▶ La solicitud
Transcriba de forma literal las filas que van desde el comienzo hasta la línea que contiene "table-row-b: b. Remedial", ambas incluidas.

(Parte de un archivo de datos)

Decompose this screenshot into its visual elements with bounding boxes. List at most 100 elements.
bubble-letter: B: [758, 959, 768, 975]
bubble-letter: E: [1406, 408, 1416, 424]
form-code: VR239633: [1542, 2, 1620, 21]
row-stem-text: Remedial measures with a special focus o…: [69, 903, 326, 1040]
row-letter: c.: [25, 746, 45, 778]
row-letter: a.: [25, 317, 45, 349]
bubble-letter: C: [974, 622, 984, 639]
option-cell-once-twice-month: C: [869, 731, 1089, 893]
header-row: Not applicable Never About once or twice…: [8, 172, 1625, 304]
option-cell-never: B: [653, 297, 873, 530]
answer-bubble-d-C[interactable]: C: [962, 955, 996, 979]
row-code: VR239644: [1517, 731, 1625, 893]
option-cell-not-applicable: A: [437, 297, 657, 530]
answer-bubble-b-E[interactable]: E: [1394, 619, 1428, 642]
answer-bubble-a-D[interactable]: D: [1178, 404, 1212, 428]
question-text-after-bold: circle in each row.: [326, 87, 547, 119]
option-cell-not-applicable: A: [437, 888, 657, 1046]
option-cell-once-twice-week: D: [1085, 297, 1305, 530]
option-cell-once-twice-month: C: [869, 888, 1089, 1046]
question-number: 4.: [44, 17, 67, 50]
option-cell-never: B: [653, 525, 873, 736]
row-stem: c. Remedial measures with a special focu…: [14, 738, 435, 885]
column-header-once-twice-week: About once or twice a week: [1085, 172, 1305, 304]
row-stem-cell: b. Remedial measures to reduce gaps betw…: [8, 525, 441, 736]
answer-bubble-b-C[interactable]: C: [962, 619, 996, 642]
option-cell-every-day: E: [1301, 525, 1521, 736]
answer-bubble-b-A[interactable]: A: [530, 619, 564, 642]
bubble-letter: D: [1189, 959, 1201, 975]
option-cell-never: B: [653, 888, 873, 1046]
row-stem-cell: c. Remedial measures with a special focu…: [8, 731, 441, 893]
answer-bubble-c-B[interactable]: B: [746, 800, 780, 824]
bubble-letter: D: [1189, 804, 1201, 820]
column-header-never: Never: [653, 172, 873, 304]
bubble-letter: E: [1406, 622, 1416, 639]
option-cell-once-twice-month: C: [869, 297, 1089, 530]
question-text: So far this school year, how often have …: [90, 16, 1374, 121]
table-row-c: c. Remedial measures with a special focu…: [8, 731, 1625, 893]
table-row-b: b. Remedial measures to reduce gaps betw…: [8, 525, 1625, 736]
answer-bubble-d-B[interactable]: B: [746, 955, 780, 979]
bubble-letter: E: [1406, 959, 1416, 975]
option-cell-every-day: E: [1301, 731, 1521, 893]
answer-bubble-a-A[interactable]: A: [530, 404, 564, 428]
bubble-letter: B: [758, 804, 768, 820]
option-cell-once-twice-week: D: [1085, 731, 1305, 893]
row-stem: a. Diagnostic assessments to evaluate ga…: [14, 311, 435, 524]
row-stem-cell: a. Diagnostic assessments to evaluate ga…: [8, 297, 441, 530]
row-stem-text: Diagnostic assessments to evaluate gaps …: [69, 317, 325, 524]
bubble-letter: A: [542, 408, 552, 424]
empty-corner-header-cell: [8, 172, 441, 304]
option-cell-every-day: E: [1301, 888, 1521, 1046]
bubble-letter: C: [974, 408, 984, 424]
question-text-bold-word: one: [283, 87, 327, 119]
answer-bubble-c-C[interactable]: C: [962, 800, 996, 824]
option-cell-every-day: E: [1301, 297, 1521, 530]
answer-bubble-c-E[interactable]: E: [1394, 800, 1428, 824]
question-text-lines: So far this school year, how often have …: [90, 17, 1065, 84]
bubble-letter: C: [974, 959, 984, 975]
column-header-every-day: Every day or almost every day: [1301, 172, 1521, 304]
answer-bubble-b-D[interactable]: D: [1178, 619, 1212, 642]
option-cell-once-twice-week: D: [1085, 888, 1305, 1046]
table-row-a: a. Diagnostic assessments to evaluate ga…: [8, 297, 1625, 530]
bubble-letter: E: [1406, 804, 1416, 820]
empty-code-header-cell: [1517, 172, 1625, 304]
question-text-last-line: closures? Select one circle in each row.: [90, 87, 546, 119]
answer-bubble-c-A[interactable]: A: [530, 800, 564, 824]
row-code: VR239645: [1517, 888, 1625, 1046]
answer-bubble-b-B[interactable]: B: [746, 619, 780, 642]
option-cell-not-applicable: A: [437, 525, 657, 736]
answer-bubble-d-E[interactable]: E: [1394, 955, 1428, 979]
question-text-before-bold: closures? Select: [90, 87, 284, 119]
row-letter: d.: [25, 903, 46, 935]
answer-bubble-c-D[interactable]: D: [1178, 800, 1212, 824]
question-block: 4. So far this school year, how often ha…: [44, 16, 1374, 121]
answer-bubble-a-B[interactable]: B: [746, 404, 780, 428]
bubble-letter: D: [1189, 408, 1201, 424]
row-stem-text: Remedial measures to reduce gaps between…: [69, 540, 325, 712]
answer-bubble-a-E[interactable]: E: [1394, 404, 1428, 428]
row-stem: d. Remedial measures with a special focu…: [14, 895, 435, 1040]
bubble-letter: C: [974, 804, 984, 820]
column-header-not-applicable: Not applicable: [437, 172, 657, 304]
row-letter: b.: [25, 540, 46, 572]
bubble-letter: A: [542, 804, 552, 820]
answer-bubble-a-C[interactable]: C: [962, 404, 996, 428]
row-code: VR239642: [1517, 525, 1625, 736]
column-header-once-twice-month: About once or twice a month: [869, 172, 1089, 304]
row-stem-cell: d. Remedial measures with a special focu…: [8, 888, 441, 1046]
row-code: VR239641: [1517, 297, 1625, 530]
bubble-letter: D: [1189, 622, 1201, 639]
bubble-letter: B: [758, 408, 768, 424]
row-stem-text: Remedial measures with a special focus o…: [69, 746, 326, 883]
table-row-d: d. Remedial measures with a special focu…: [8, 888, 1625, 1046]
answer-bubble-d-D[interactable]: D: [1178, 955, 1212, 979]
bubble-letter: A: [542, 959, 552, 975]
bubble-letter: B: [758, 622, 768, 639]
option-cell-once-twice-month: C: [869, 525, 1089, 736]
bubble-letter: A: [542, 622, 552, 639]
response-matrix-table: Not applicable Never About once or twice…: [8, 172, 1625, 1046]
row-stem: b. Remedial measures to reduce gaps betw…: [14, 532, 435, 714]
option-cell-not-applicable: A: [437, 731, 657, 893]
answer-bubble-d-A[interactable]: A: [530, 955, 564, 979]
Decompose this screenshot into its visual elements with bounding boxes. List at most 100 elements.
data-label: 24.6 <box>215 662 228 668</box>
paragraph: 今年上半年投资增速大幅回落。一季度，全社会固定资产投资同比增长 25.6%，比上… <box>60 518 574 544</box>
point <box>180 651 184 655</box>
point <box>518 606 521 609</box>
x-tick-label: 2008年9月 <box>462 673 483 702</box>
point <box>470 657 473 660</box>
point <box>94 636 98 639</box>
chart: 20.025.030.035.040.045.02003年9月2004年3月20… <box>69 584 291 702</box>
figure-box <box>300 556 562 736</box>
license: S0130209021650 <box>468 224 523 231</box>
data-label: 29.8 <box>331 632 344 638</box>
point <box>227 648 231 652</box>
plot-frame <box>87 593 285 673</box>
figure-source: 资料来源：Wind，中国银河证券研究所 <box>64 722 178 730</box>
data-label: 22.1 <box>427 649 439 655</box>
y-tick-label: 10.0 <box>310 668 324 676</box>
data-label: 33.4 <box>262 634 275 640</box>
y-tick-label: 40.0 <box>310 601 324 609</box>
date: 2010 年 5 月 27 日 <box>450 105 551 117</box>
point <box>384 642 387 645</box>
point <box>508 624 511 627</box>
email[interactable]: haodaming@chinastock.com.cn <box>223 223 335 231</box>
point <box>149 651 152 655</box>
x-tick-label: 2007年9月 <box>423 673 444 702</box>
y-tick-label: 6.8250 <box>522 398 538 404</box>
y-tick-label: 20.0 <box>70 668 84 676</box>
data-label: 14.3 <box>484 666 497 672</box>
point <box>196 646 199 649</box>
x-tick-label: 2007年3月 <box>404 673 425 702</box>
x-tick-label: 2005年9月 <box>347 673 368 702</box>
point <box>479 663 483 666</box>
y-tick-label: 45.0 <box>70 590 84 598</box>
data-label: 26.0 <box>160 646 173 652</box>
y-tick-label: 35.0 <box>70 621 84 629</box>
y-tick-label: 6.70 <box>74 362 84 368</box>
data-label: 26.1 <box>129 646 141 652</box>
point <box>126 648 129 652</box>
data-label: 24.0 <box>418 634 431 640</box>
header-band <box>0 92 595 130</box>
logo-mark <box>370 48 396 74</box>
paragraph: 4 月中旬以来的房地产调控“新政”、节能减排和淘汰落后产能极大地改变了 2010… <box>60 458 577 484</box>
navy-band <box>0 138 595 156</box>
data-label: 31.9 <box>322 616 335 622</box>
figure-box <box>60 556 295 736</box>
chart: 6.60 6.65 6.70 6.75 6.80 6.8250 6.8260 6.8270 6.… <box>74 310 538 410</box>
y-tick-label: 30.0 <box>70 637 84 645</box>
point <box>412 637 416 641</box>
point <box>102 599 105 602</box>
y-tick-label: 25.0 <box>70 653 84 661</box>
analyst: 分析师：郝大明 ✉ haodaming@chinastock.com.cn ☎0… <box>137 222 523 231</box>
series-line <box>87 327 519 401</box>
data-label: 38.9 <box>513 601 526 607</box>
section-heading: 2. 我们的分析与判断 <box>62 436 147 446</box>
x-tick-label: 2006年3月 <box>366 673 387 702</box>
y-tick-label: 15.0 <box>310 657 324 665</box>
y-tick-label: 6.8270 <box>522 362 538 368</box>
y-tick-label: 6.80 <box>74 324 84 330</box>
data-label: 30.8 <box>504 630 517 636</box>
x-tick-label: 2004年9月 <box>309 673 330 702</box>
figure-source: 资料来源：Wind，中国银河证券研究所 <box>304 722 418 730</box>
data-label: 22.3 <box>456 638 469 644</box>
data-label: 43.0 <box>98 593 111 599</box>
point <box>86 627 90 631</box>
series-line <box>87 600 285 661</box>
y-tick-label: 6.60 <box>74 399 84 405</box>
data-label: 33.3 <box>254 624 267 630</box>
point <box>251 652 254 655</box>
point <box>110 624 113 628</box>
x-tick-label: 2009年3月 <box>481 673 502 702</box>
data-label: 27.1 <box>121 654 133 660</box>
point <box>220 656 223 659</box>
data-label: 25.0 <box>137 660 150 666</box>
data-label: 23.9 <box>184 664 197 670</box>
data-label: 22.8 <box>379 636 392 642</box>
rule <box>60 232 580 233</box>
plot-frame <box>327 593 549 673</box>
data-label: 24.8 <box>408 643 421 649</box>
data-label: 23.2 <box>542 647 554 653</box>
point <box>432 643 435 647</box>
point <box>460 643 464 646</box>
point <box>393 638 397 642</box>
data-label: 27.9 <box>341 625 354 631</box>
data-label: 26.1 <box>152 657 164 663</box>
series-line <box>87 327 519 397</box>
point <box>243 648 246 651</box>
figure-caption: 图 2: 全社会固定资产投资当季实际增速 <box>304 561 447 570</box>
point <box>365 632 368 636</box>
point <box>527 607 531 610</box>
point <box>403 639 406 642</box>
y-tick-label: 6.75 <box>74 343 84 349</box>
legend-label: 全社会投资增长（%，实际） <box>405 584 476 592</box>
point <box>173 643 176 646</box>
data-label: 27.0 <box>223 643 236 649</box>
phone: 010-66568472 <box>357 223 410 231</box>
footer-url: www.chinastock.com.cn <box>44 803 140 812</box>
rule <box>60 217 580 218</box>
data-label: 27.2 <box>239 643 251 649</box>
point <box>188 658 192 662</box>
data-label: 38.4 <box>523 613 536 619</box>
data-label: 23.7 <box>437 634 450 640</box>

▶ Resultado de tarea
Decompose this screenshot into its visual elements with bounding boxes. List at most 100 elements.
bubble-letter: B: [758, 959, 768, 975]
bubble-letter: E: [1406, 408, 1416, 424]
form-code: VR239633: [1542, 2, 1620, 21]
row-stem-text: Remedial measures with a special focus o…: [69, 903, 326, 1040]
row-letter: c.: [25, 746, 45, 778]
row-letter: a.: [25, 317, 45, 349]
bubble-letter: C: [974, 622, 984, 639]
option-cell-once-twice-month: C: [869, 731, 1089, 893]
header-row: Not applicable Never About once or twice…: [8, 172, 1625, 304]
option-cell-never: B: [653, 297, 873, 530]
answer-bubble-d-C[interactable]: C: [962, 955, 996, 979]
row-code: VR239644: [1517, 731, 1625, 893]
option-cell-not-applicable: A: [437, 297, 657, 530]
answer-bubble-b-E[interactable]: E: [1394, 619, 1428, 642]
answer-bubble-a-D[interactable]: D: [1178, 404, 1212, 428]
question-text-after-bold: circle in each row.: [326, 87, 547, 119]
option-cell-not-applicable: A: [437, 888, 657, 1046]
option-cell-once-twice-week: D: [1085, 297, 1305, 530]
option-cell-once-twice-month: C: [869, 888, 1089, 1046]
question-number: 4.: [44, 17, 67, 50]
option-cell-never: B: [653, 525, 873, 736]
row-stem: c. Remedial measures with a special focu…: [14, 738, 435, 885]
column-header-once-twice-week: About once or twice a week: [1085, 172, 1305, 304]
row-stem-cell: b. Remedial measures to reduce gaps betw…: [8, 525, 441, 736]
answer-bubble-b-C[interactable]: C: [962, 619, 996, 642]
option-cell-every-day: E: [1301, 525, 1521, 736]
answer-bubble-b-A[interactable]: A: [530, 619, 564, 642]
bubble-letter: D: [1189, 959, 1201, 975]
option-cell-never: B: [653, 888, 873, 1046]
row-stem-cell: c. Remedial measures with a special focu…: [8, 731, 441, 893]
answer-bubble-c-B[interactable]: B: [746, 800, 780, 824]
bubble-letter: D: [1189, 804, 1201, 820]
column-header-never: Never: [653, 172, 873, 304]
bubble-letter: E: [1406, 622, 1416, 639]
option-cell-once-twice-month: C: [869, 297, 1089, 530]
question-text: So far this school year, how often have …: [90, 16, 1374, 121]
table-row-c: c. Remedial measures with a special focu…: [8, 731, 1625, 893]
table-row-b: b. Remedial measures to reduce gaps betw…: [8, 525, 1625, 736]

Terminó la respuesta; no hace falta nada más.